┏━━
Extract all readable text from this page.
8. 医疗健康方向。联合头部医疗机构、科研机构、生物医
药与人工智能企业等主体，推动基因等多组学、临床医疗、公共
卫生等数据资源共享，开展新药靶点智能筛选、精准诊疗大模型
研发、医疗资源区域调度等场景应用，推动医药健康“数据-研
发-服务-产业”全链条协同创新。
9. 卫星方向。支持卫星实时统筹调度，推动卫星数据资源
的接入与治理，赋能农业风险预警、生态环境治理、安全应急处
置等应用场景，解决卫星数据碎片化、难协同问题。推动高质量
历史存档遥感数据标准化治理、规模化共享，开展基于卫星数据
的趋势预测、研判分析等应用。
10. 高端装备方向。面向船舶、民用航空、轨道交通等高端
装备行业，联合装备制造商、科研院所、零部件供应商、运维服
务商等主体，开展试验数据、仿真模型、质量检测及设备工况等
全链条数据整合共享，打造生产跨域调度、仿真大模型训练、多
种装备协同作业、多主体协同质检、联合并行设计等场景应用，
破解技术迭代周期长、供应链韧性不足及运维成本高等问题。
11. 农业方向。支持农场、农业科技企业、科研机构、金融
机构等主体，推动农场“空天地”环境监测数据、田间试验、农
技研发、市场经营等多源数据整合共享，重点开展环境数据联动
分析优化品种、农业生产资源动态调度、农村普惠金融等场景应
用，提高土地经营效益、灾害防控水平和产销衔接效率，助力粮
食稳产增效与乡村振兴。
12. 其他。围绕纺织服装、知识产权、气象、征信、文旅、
┗━━
§ What needs to be done: Please set down the whole listing above without altering a single line.

§ Written solution:
Extract all readable text from this page.
8. 医疗健康方向。联合头部医疗机构、科研机构、生物医
药与人工智能企业等主体，推动基因等多组学、临床医疗、公共
卫生等数据资源共享，开展新药靶点智能筛选、精准诊疗大模型
研发、医疗资源区域调度等场景应用，推动医药健康“数据-研
发-服务-产业”全链条协同创新。
9. 卫星方向。支持卫星实时统筹调度，推动卫星数据资源
的接入与治理，赋能农业风险预警、生态环境治理、安全应急处
置等应用场景，解决卫星数据碎片化、难协同问题。推动高质量
历史存档遥感数据标准化治理、规模化共享，开展基于卫星数据
的趋势预测、研判分析等应用。
10. 高端装备方向。面向船舶、民用航空、轨道交通等高端
装备行业，联合装备制造商、科研院所、零部件供应商、运维服
务商等主体，开展试验数据、仿真模型、质量检测及设备工况等
全链条数据整合共享，打造生产跨域调度、仿真大模型训练、多
种装备协同作业、多主体协同质检、联合并行设计等场景应用，
破解技术迭代周期长、供应链韧性不足及运维成本高等问题。
11. 农业方向。支持农场、农业科技企业、科研机构、金融
机构等主体，推动农场“空天地”环境监测数据、田间试验、农
技研发、市场经营等多源数据整合共享，重点开展环境数据联动
分析优化品种、农业生产资源动态调度、农村普惠金融等场景应
用，提高土地经营效益、灾害防控水平和产销衔接效率，助力粮
食稳产增效与乡村振兴。
12. 其他。围绕纺织服装、知识产权、气象、征信、文旅、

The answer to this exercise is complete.